- _Set problem_
In the listing below, find every line containing "заинтересованных" and copy it out.

Saved entries
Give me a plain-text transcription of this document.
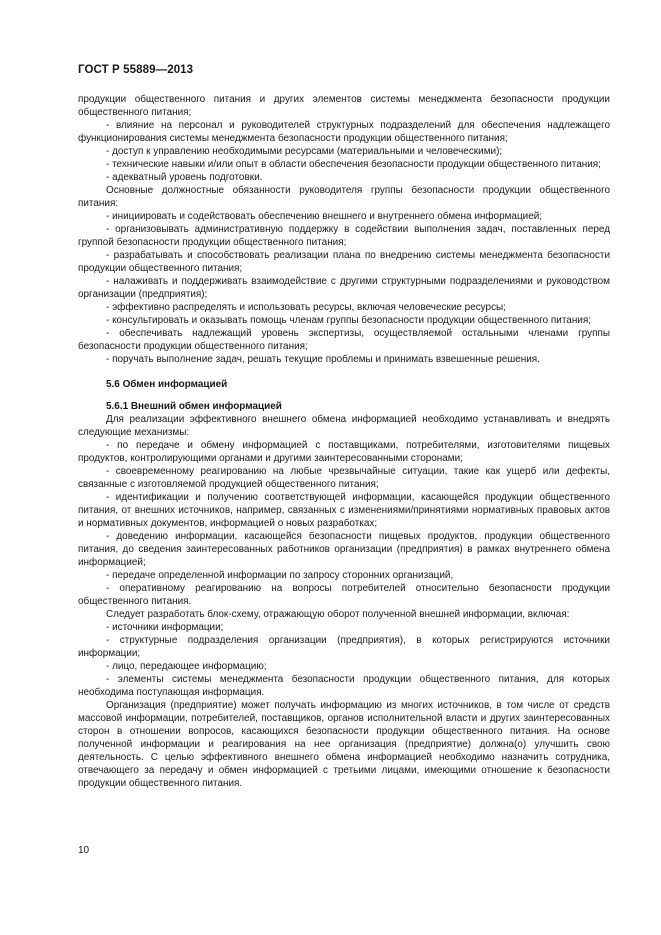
ГОСТ Р 55889—2013

продукции общественного питания и других элементов системы менеджмента безопасности продукции общественного питания;

- влияние на персонал и руководителей структурных подразделений для обеспечения надлежащего функционирования системы менеджмента безопасности продукции общественного питания;

- доступ к управлению необходимыми ресурсами (материальными и человеческими);

- технические навыки и/или опыт в области обеспечения безопасности продукции общественного питания;

- адекватный уровень подготовки.

Основные должностные обязанности руководителя группы безопасности продукции общественного питания:

- инициировать и содействовать обеспечению внешнего и внутреннего обмена информацией;

- организовывать административную поддержку в содействии выполнения задач, поставленных перед группой безопасности продукции общественного питания;

- разрабатывать и способствовать реализации плана по внедрению системы менеджмента безопасности продукции общественного питания;

- налаживать и поддерживать взаимодействие с другими структурными подразделениями и руководством организации (предприятия);

- эффективно распределять и использовать ресурсы, включая человеческие ресурсы;

- консультировать и оказывать помощь членам группы безопасности продукции общественного питания;

- обеспечивать надлежащий уровень экспертизы, осуществляемой остальными членами группы безопасности продукции общественного питания;

- поручать выполнение задач, решать текущие проблемы и принимать взвешенные решения.

5.6 Обмен информацией

5.6.1 Внешний обмен информацией

Для реализации эффективного внешнего обмена информацией необходимо устанавливать и внедрять следующие механизмы:

- по передаче и обмену информацией с поставщиками, потребителями, изготовителями пищевых продуктов, контролирующими органами и другими заинтересованными сторонами;

- своевременному реагированию на любые чрезвычайные ситуации, такие как ущерб или дефекты, связанные с изготовляемой продукцией общественного питания;

- идентификации и получению соответствующей информации, касающейся продукции общественного питания, от внешних источников, например, связанных с изменениями/принятиями нормативных правовых актов и нормативных документов, информацией о новых разработках;

- доведению информации, касающейся безопасности пищевых продуктов, продукции общественного питания, до сведения заинтересованных работников организации (предприятия) в рамках внутреннего обмена информацией;

- передаче определенной информации по запросу сторонних организаций,

- оперативному реагированию на вопросы потребителей относительно безопасности продукции общественного питания.

Следует разработать блок-схему, отражающую оборот полученной внешней информации, включая:

- источники информации;

- структурные подразделения организации (предприятия), в которых регистрируются источники информации;

- лицо, передающее информацию;

- элементы системы менеджмента безопасности продукции общественного питания, для которых необходима поступающая информация.

Организация (предприятие) может получать информацию из многих источников, в том числе от средств массовой информации, потребителей, поставщиков, органов исполнительной власти и других заинтересованных сторон в отношении вопросов, касающихся безопасности продукции общественного питания. На основе полученной информации и реагирования на нее организация (предприятие) должна(о) улучшить свою деятельность. С целью эффективного внешнего обмена информацией необходимо назначить сотрудника, отвечающего за передачу и обмен информацией с третьими лицами, имеющими отношение к безопасности продукции общественного питания.

10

- _Response to the task_
- доведению информации, касающейся безопасности пищевых продуктов, продукции общественного питания, до сведения заинтересованных работников организации (предприятия) в рамках внутреннего обмена информацией;
Организация (предприятие) может получать информацию из многих источников, в том числе от средств массовой информации, потребителей, поставщиков, органов исполнительной власти и других заинтересованных сторон в отношении вопросов, касающихся безопасности продукции общественного питания. На основе полученной информации и реагирования на нее организация (предприятие) должна(о) улучшить свою деятельность. С целью эффективного внешнего обмена информацией необходимо назначить сотрудника, отвечающего за передачу и обмен информацией с третьими лицами, имеющими отношение к безопасности продукции общественного питания.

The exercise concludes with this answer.